## Begin

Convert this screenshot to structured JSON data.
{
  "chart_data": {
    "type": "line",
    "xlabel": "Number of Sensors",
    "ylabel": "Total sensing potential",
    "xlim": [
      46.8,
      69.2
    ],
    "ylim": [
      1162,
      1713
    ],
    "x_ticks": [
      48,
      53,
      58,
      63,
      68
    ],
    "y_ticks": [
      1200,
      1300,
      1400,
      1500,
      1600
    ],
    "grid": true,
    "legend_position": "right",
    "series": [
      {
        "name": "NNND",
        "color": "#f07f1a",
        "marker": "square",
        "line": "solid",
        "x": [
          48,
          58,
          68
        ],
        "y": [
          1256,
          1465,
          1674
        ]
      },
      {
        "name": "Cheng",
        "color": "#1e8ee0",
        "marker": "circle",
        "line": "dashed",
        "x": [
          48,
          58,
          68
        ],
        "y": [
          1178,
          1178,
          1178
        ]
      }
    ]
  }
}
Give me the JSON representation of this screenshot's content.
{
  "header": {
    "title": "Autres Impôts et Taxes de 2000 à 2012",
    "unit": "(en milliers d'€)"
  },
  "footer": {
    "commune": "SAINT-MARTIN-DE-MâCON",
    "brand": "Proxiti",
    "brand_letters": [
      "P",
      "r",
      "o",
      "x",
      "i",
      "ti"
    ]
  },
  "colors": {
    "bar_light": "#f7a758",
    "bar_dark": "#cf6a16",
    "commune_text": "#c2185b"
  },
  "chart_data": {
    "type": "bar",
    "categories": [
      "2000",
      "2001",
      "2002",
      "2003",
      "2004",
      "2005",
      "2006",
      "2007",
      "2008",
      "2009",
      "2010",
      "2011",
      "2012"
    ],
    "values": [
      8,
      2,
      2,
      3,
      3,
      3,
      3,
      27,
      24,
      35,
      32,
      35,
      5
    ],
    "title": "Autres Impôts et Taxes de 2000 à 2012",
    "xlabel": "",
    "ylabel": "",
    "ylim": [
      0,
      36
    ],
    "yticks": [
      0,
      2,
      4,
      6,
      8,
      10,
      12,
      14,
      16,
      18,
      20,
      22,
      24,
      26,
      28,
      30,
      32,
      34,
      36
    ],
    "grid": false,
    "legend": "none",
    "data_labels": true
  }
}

## End

**TASK BRIEF**: Retype all the records, matching them exactly.

**EXERCISE ANSWER**:
Convert this screenshot to structured JSON data.
{
  "chart_data": {
    "type": "line",
    "xlabel": "Number of Sensors",
    "ylabel": "Total sensing potential",
    "xlim": [
      46.8,
      69.2
    ],
    "ylim": [
      1162,
      1713
    ],
    "x_ticks": [
      48,
      53,
      58,
      63,
      68
    ],
    "y_ticks": [
      1200,
      1300,
      1400,
      1500,
      1600
    ],
    "grid": true,
    "legend_position": "right",
    "series": [
      {
        "name": "NNND",
        "color": "#f07f1a",
        "marker": "square",
        "line": "solid",
        "x": [
          48,
          58,
          68
        ],
        "y": [
          1256,
          1465,
          1674
        ]
      },
      {
        "name": "Cheng",
        "color": "#1e8ee0",
        "marker": "circle",
        "line": "dashed",
        "x": [
          48,
          58,
          68
        ],
        "y": [
          1178,
          1178,
          1178
        ]
      }
    ]
  }
}
Give me the JSON representation of this screenshot's content.
{
  "header": {
    "title": "Autres Impôts et Taxes de 2000 à 2012",
    "unit": "(en milliers d'€)"
  },
  "footer": {
    "commune": "SAINT-MARTIN-DE-MâCON",
    "brand": "Proxiti",
    "brand_letters": [
      "P",
      "r",
      "o",
      "x",
      "i",
      "ti"
    ]
  },
  "colors": {
    "bar_light": "#f7a758",
    "bar_dark": "#cf6a16",
    "commune_text": "#c2185b"
  },
  "chart_data": {
    "type": "bar",
    "categories": [
      "2000",
      "2001",
      "2002",
      "2003",
      "2004",
      "2005",
      "2006",
      "2007",
      "2008",
      "2009",
      "2010",
      "2011",
      "2012"
    ],
    "values": [
      8,
      2,
      2,
      3,
      3,
      3,
      3,
      27,
      24,
      35,
      32,
      35,
      5
    ],
    "title": "Autres Impôts et Taxes de 2000 à 2012",
    "xlabel": "",
    "ylabel": "",
    "ylim": [
      0,
      36
    ],
    "yticks": [
      0,
      2,
      4,
      6,
      8,
      10,
      12,
      14,
      16,
      18,
      20,
      22,
      24,
      26,
      28,
      30,
      32,
      34,
      36
    ],
    "grid": false,
    "legend": "none",
    "data_labels": true
  }
}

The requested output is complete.